Ein einfacheres Ziel, aber auch eine bessere Projektionsfläche für die große Liebe, wie wir in der Frankfurter Allgemeinen Sonntagszeitung lesen können, der Jugendbeilage der FAZ,, wo Harald Staun seinem einstigen Lieblingssender einen Offenen Brief schreibt (am Montagmorgen nicht frei online):

"Dass du das Zweite warst, der Kleine, die Alternative: Das war für mich immer ein Grund für instinktive Sympathie." Heute dagegen vermisse er das "Gespür für Zeitgemäßheit, (...), das Gefühl, die Leidenschaft und das Bewusstsein für die eigene Relevanz. (...) Hast du denn wirklich noch nicht gemerkt, dass sich nicht jede Veränderung in Zahlen ausdrückt?"

Man kann das alles vielleicht in eine kleine Formel fassen: Bejaher und Kopfschüttler, wenn es ums ZDF geht – heute fifty-fifty.

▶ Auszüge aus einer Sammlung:
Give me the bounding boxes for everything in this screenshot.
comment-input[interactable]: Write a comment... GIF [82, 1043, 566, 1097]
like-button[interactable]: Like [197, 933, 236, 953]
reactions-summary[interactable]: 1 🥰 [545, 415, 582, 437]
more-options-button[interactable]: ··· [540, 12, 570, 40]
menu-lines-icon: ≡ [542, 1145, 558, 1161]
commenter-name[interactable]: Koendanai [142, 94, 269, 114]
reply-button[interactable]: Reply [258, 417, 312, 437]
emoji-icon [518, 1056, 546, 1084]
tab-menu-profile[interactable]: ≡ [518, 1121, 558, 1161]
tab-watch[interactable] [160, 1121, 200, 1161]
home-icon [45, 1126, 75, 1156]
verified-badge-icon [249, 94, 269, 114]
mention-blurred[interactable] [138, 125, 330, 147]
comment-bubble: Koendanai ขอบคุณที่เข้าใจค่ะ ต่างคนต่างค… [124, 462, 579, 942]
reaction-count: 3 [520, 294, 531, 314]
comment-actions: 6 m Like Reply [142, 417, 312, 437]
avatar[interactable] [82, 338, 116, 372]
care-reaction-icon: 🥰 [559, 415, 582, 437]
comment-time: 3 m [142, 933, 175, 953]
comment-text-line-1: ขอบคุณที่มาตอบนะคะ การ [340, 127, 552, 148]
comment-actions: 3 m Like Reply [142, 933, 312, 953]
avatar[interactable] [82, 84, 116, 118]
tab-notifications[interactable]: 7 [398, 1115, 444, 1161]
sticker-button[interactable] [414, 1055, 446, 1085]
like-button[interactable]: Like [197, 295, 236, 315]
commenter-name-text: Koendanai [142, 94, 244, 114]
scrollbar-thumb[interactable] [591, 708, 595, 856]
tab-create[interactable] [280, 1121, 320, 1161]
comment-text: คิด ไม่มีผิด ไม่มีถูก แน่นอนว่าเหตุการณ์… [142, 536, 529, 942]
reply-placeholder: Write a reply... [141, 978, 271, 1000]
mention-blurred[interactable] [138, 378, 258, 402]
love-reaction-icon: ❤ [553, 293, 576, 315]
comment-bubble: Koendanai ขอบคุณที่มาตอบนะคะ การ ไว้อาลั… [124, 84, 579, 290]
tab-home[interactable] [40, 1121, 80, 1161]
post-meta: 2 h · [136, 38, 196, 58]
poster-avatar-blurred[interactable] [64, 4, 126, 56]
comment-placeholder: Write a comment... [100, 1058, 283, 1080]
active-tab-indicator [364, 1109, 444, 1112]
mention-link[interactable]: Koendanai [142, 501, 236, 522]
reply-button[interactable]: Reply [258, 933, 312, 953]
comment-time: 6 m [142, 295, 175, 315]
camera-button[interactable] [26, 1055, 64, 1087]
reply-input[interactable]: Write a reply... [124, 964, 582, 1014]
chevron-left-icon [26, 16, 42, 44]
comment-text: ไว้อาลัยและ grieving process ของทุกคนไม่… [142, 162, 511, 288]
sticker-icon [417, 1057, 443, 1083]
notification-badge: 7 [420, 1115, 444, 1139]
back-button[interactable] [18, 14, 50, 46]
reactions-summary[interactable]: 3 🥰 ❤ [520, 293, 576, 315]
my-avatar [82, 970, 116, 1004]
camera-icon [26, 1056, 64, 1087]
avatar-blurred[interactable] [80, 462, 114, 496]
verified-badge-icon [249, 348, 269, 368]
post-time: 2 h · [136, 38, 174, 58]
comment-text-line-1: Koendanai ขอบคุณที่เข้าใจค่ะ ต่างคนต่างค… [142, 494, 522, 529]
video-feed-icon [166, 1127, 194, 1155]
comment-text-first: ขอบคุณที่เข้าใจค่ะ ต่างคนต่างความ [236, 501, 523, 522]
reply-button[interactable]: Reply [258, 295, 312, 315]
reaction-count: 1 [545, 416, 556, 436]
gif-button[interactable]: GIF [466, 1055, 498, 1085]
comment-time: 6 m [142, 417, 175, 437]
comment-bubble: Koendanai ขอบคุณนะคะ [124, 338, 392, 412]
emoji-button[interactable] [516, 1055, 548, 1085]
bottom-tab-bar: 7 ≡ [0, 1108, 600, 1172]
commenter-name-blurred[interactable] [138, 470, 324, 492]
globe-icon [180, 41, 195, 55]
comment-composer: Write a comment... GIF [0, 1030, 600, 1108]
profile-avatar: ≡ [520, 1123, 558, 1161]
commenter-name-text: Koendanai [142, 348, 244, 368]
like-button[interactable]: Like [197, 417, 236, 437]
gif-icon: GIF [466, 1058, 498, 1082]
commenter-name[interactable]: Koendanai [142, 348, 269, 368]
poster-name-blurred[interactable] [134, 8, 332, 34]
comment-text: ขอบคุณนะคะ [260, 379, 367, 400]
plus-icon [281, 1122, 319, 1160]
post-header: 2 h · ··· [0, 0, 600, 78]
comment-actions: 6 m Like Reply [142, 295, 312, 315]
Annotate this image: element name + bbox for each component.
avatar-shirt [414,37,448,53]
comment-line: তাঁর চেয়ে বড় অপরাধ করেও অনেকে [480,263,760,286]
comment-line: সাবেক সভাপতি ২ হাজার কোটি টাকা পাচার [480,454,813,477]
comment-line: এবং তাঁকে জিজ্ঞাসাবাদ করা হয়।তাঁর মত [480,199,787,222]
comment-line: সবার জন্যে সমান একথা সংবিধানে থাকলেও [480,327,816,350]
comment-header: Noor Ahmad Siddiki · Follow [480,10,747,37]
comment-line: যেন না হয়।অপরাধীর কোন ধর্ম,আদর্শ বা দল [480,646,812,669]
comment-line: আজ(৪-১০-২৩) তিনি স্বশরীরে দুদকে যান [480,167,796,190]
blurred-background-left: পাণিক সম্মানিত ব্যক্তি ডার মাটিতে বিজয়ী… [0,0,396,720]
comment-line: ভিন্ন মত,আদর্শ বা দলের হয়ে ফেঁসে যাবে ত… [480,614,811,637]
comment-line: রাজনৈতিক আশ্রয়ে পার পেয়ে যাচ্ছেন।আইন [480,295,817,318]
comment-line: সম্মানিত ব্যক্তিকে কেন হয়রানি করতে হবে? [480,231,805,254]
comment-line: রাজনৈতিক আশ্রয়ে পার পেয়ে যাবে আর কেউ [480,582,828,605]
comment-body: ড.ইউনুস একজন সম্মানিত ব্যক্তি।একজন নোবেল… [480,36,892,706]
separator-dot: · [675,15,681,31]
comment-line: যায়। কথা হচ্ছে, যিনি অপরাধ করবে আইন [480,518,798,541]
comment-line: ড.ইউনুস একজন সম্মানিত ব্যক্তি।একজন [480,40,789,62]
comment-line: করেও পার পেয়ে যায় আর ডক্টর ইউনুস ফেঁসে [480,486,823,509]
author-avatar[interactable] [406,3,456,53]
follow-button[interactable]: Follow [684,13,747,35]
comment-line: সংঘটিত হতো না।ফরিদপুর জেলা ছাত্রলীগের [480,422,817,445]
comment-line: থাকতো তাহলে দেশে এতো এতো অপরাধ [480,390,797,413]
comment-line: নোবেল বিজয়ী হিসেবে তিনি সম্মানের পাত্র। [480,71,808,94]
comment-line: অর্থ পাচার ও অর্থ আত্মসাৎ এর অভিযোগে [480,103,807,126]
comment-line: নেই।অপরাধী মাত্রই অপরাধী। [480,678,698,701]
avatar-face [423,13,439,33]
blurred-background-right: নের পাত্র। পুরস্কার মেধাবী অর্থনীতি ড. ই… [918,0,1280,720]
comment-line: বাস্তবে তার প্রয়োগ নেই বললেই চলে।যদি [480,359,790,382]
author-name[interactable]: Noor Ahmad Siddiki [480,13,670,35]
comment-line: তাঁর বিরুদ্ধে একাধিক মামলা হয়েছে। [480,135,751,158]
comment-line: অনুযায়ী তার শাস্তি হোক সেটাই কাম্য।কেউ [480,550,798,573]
--
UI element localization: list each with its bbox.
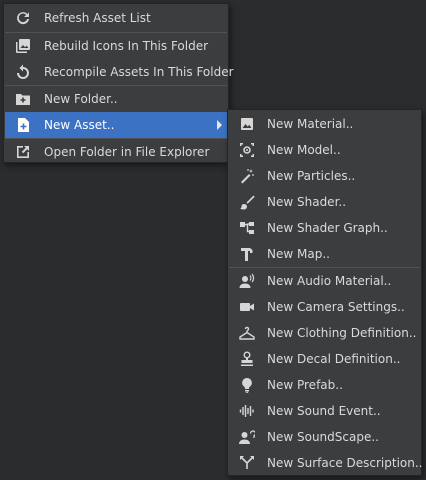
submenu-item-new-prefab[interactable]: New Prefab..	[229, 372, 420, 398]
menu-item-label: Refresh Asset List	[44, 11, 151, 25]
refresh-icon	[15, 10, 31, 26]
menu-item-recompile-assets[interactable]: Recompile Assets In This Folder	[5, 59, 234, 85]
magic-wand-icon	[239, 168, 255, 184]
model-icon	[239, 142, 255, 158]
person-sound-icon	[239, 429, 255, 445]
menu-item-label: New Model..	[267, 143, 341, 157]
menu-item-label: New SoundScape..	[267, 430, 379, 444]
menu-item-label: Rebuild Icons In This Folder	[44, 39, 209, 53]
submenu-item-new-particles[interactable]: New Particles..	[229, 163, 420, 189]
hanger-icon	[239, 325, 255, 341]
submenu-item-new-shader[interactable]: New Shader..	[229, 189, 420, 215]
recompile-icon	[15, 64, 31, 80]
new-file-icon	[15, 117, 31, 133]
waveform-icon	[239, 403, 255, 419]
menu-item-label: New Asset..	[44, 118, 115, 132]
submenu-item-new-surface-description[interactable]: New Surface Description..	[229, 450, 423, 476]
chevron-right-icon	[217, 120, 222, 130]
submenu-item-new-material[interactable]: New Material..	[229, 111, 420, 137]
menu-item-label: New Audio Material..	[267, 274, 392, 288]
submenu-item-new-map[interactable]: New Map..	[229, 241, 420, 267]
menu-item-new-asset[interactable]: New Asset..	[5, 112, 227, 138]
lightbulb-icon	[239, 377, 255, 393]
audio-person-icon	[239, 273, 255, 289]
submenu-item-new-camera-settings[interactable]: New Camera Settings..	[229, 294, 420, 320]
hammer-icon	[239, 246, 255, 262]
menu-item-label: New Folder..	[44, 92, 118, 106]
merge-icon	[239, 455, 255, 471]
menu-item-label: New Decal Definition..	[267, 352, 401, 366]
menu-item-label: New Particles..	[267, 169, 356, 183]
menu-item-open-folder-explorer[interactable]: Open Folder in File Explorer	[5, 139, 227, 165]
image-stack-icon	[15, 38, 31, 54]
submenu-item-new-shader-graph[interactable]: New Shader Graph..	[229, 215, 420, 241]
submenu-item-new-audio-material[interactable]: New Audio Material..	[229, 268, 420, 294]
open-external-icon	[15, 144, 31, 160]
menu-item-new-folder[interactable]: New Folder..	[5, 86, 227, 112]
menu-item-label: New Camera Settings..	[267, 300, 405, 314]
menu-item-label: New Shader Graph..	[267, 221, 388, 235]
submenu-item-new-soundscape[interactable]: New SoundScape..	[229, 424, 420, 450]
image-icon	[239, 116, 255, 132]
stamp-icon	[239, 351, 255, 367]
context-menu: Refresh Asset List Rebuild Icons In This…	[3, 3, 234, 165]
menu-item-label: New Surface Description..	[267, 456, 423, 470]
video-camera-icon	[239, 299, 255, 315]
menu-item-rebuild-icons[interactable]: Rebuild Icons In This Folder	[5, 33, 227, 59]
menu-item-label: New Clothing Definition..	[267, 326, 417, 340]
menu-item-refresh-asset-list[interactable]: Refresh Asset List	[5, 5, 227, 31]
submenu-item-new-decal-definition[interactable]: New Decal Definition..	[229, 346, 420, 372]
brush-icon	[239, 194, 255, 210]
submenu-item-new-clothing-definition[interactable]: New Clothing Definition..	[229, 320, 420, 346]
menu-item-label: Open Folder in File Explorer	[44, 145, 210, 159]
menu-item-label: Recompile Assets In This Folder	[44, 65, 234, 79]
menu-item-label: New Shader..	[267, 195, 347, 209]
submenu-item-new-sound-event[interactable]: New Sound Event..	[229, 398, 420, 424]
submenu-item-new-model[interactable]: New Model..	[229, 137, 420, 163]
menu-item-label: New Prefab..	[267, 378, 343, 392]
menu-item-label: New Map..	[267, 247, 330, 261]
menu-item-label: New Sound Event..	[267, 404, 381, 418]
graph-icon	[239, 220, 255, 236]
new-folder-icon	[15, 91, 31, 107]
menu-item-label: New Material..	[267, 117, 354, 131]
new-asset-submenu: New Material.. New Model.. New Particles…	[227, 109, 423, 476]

▶ AUFGABEN:
a – Beantworte anhand des Textauszugs:
(i) In welcher Zeitung schreibt Harald Staun seinen Offenen Brief?
(ii) Was war für ihn immer ein Grund für instinktive Sympathie?
(iii) Wie steht es laut der kleinen Formel heute zwischen Bejahern und Kopfschüttlern beim ZDF?
b – Wähle jede Zeile aus, in der das Wort "Noor" vorkommt, und gib sie unverändert wieder.
Die Zeilen haben mit dem Textauszug nichts zu tun.

▶ LÖSUNGEN:
a –
(i) In der Frankfurter Allgemeinen Sonntagszeitung.
(ii) Dass der Sender das Zweite, der Kleine, die Alternative war.
(iii) Fifty-fifty.

b –
comment-header: Noor Ahmad Siddiki · Follow [480,10,747,37]
author-name[interactable]: Noor Ahmad Siddiki [480,13,670,35]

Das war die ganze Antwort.